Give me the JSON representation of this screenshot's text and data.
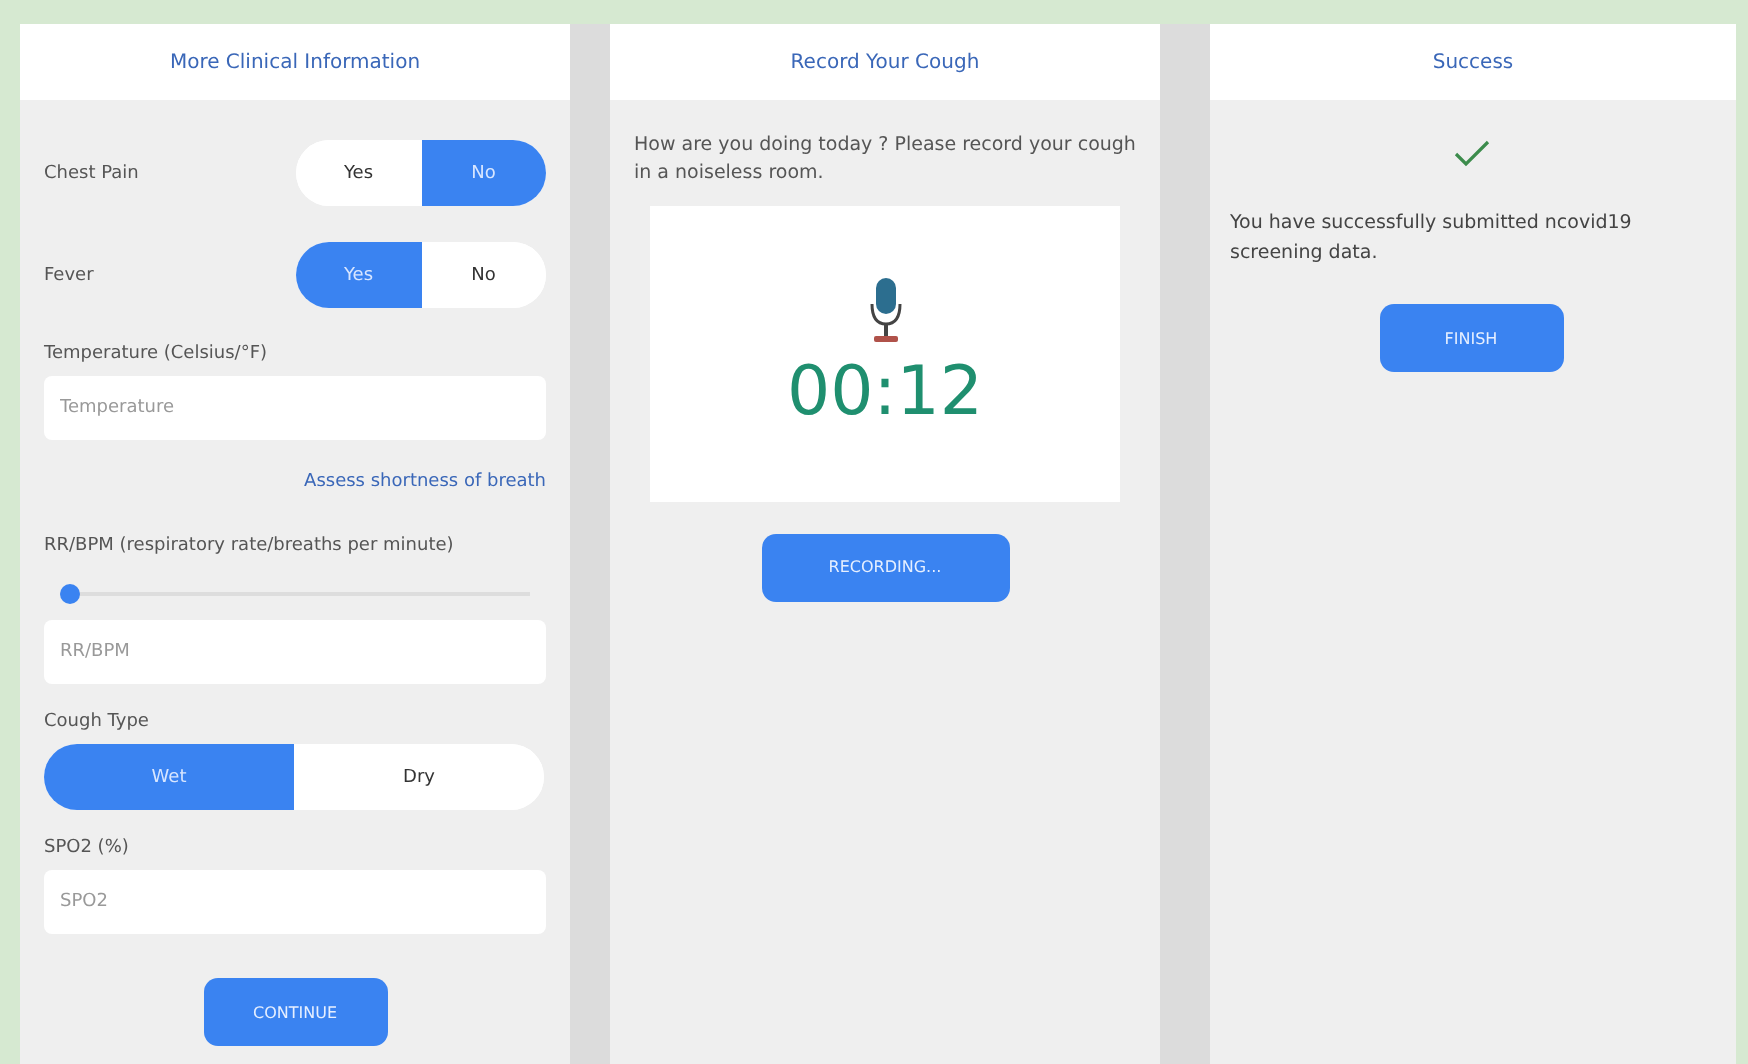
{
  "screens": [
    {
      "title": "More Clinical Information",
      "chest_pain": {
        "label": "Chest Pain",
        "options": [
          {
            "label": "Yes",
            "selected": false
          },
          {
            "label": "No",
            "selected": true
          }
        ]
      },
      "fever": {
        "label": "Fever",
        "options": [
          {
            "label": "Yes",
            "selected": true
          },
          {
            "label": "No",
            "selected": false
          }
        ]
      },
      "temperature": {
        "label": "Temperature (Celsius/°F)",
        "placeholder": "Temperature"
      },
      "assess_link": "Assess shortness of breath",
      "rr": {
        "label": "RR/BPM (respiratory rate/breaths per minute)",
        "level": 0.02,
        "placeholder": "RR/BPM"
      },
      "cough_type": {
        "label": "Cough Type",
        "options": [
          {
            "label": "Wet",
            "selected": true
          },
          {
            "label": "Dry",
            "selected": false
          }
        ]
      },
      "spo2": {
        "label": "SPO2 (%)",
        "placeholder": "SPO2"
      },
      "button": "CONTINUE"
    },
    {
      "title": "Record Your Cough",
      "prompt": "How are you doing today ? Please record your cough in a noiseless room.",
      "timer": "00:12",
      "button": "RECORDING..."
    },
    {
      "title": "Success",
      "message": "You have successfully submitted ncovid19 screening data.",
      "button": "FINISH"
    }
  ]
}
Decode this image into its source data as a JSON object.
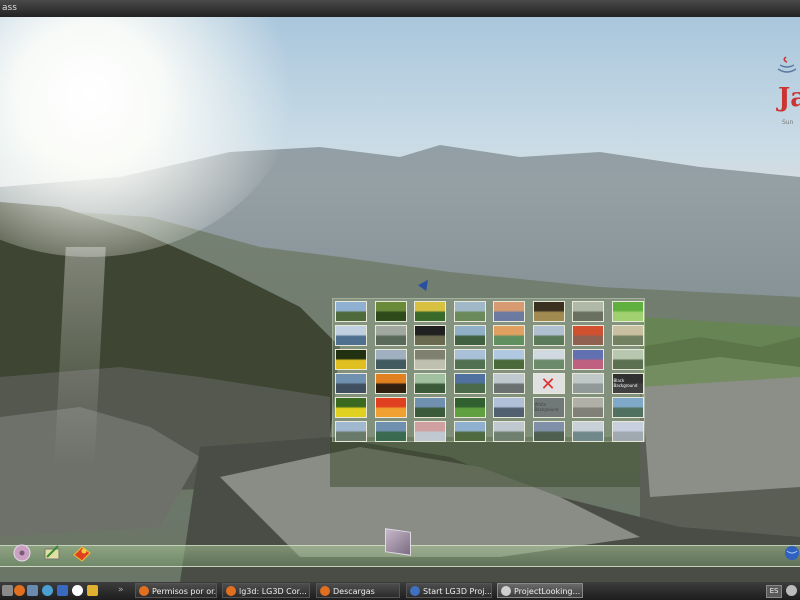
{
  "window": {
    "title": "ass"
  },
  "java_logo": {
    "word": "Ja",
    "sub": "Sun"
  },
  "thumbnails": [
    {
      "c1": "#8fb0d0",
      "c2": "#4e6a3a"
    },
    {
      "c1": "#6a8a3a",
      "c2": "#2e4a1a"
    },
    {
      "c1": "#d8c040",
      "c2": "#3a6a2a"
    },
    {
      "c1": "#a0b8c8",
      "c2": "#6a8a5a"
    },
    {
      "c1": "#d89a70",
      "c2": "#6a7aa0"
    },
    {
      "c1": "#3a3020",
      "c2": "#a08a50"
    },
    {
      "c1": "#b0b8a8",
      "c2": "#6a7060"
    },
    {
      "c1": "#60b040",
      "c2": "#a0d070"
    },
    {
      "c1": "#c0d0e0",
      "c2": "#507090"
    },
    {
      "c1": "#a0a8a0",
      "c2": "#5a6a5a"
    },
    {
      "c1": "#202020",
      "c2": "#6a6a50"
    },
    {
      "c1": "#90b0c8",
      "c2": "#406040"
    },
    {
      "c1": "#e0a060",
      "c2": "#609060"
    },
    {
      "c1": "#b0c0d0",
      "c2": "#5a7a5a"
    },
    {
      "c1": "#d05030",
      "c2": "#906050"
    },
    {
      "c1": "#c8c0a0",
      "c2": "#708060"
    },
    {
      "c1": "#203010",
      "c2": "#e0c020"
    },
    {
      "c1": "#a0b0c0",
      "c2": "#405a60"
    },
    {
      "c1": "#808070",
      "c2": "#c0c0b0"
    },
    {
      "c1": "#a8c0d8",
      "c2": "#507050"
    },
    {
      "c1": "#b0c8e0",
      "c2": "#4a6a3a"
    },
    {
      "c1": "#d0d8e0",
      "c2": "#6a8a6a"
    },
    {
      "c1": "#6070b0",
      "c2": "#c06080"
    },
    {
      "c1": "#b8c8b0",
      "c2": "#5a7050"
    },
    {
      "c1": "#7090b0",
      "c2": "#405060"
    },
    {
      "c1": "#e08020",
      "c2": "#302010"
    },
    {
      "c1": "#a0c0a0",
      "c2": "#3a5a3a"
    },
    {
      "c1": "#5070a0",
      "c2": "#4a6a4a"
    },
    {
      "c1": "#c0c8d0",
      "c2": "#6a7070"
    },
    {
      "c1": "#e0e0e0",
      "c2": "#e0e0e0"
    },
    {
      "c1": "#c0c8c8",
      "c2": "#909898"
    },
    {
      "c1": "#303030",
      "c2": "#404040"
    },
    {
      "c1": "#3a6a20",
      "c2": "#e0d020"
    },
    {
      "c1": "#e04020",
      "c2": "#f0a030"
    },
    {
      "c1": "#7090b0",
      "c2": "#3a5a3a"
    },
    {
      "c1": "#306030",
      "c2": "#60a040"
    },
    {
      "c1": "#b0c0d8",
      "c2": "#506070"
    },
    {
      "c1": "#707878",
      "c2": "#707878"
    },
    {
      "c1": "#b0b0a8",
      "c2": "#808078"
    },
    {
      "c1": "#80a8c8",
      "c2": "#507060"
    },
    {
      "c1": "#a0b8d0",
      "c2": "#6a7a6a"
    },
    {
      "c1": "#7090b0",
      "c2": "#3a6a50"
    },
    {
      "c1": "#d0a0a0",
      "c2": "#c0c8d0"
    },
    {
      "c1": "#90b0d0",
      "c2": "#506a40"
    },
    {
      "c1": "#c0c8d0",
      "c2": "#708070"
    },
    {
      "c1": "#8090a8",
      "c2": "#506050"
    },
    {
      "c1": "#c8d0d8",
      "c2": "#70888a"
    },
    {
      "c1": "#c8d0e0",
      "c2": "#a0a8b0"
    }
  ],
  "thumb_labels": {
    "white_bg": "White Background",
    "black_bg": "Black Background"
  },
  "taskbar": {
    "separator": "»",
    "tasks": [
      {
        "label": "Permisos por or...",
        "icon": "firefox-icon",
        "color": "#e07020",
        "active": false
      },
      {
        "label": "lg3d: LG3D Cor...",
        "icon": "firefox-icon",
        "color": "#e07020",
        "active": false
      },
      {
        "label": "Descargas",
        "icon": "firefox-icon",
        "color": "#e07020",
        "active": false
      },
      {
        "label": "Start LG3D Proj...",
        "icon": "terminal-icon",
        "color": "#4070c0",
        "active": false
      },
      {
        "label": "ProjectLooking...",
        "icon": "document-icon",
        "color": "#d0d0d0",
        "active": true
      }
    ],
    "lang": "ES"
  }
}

---

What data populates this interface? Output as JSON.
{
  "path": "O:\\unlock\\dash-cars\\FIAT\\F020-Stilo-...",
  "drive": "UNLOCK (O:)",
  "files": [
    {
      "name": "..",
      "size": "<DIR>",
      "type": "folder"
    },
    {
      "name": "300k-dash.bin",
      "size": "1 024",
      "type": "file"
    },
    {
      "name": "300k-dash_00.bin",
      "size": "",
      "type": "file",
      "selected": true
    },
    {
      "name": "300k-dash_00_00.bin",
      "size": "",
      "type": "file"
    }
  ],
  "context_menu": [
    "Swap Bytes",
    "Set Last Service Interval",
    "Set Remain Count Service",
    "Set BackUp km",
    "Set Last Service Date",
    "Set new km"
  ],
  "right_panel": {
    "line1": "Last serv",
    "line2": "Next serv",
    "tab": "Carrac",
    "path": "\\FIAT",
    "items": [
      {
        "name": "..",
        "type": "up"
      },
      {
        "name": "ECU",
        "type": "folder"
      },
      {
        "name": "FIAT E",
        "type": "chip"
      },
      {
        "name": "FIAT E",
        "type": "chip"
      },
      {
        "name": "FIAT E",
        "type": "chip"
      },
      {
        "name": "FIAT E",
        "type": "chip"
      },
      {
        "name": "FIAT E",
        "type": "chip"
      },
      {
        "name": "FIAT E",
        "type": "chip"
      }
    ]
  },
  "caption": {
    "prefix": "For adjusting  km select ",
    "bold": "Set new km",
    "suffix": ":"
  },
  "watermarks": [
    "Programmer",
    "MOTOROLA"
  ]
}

**Your objective**
Lines holding the word "Background" in the entries above are the ones to pull out. Copy them all.

**Response for this exercise**
    "white_bg": "White Background",
    "black_bg": "Black Background"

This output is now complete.